[STUDY TEXT]:
Karla Miller and her staff regularly receive such calls on the RVAP crisis line, often accompanied by details of brutal attacks. Since 1973, the UI's RVAP has been the go-to service organization for Iowa City and several counties for survivors who come forward for help. The center offers free and confidential support, counseling, and advocacy to victims of sexual violence and their friends and families, answering some 2,000 assorted crisis calls each year.
Miller began her work with the organization as a volunteer advocate around 1977, shortly after she learned about the rape of two friends by a man who had waited for them outside their apartment building. As much as RVAP tries to increase public awareness and educate the community about rape through its services and campaigns like Take Back the Night, Miller says rape prevention is more than simply a matter of education, although that is important. Rape, she says, gets to the very core of how society functions. It requires a painful, honest look at how and why women, children, and other marginalized groups linger at the bottom of the hierarchy of worthiness.
"We live in a society driven by inequality. The question is whom in our society are we going to value?" says Miller. "And, on the individual level, we have to place the responsibility for rape where it belongs: on the person or people who rape."

[RECORDS SHOWN]:
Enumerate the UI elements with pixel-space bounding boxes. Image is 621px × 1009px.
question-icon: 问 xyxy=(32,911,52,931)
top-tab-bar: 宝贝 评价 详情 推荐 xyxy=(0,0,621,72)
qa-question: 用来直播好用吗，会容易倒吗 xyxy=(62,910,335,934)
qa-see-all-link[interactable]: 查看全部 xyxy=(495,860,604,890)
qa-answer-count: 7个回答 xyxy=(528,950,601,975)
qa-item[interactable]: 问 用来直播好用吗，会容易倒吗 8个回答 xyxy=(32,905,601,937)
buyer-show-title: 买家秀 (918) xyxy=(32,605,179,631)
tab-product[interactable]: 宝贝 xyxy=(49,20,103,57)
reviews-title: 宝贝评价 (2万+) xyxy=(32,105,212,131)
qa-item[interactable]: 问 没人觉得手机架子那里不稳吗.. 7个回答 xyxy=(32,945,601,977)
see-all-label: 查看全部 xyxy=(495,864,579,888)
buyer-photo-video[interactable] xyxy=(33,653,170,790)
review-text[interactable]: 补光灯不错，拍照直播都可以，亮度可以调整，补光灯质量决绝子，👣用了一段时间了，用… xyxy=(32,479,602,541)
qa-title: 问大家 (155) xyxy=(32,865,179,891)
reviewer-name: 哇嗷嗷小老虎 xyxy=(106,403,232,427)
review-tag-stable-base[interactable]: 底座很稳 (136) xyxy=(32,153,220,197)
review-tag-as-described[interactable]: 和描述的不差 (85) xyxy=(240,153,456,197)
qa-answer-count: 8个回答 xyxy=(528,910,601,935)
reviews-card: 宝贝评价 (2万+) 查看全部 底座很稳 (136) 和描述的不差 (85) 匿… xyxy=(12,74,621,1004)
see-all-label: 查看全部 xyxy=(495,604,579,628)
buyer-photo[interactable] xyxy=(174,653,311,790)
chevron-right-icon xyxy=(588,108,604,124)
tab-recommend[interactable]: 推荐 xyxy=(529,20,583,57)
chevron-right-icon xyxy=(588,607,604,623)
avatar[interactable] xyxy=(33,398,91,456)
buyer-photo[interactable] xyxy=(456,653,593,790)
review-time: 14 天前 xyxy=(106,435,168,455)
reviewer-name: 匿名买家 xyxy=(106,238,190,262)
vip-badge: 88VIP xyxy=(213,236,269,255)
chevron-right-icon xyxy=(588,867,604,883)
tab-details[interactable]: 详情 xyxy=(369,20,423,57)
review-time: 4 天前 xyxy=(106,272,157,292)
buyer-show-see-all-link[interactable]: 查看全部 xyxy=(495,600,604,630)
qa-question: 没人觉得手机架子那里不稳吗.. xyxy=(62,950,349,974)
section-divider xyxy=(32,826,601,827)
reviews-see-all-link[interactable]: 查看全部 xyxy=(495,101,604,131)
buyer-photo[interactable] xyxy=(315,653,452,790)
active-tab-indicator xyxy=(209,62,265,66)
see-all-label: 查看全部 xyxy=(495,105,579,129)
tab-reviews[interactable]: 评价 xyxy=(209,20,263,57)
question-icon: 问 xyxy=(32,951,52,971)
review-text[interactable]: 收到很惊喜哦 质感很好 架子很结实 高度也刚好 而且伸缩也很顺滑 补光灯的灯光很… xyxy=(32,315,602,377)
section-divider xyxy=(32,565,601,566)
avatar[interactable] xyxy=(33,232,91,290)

[WORK TASK 1]:
According to the RVAP passage, about how many crisis calls does the center answer each year?
[WORK TASK 2]:
In the RVAP passage, why does Miller say rape prevention takes more than education? Answer in one to three sentences.
[WORK TASK 3]:
Extend the RVAP passage, picking up right after its final sentence.

[REPLY 1]:
Some 2,000 crisis calls a year.

[REPLY 2]:
She says rape gets to the very core of how society functions. Preventing it requires a painful, honest look at how and why women, children, and other marginalized groups stay at the bottom of the hierarchy of worthiness.

[REPLY 3]:
She recalls a piece titled "The Legal Bias Against Rape Victims (The Rape of Mr. Smith)" by Connie Borkenhagen that first appeared in the April 1975 American Bar Association Journal and was later published in Harper's Magazine. Still relevant today, the article asks the reader to imagine a robbery victim undergoing the same sort of cross-examination a rape victim does:
Lawyer: "Did you struggle with the robber?"
Mr. Smith: "No."
Lawyer: "Why not?"
Mr. Smith: "He was armed."
Lawyer: "Then you made a conscious decision to comply with his demands rather than resist?"
Mr. Smith: "Yes."
Lawyer: "Did you scream? Cry out?"
Mr. Smith: "No. I was afraid."
Lawyer: "I see. Have you ever been held up before?"
Mr. Smith: "No."
Lawyer: "Have you ever GIVEN money away?"
Mr. Smith: "Yes, of course."
Lawyer: "And you did so willingly?"
Mr. Smith: "What are you getting at?"
Lawyer: "Well, let's put it like this, Mr. Smith. You've given money away in the past. In fact, you have quite a reputation for philanthropy. How can we be sure that you weren't CONTRIVING to have your money taken from you by force?"
Lawyer: "What were you wearing at the time, Mr. Smith?"
Mr. Smith: "Let's see—a suit. Yes, a suit."
Lawyer: "An EXPENSIVE suit?"
Mr. Smith: "Well, yes. I'm a successful lawyer, you know."
UI RVAP, www.rvap.org
Local rape crisis line: 1-800-228-1625 (24 hours)
Rape Abuse & Incest National Network (RAINN) www.rainn.org
RAINN's National Sexual Assault Hotline, 1-800-656-HOPE https://ohl.rainn.org/online
Despite recent strides in raising children into adults who don't accept sexual violence, Sam Cochran sees the persistence of a phenomenon that William Pollack, in his book Real Boys, calls Boy Code.
"We raise our boys to be tough, to be aggressive, and to get what they want—then we tell them to be sensitive and caring," says Cochran, director of the UI's University Counseling Service. "It's a real puzzling culture for our boys to navigate. Watch an episode of Mad Men and you'll see what kind of [patriarchal, misogynistic] culture we had only 50 years ago."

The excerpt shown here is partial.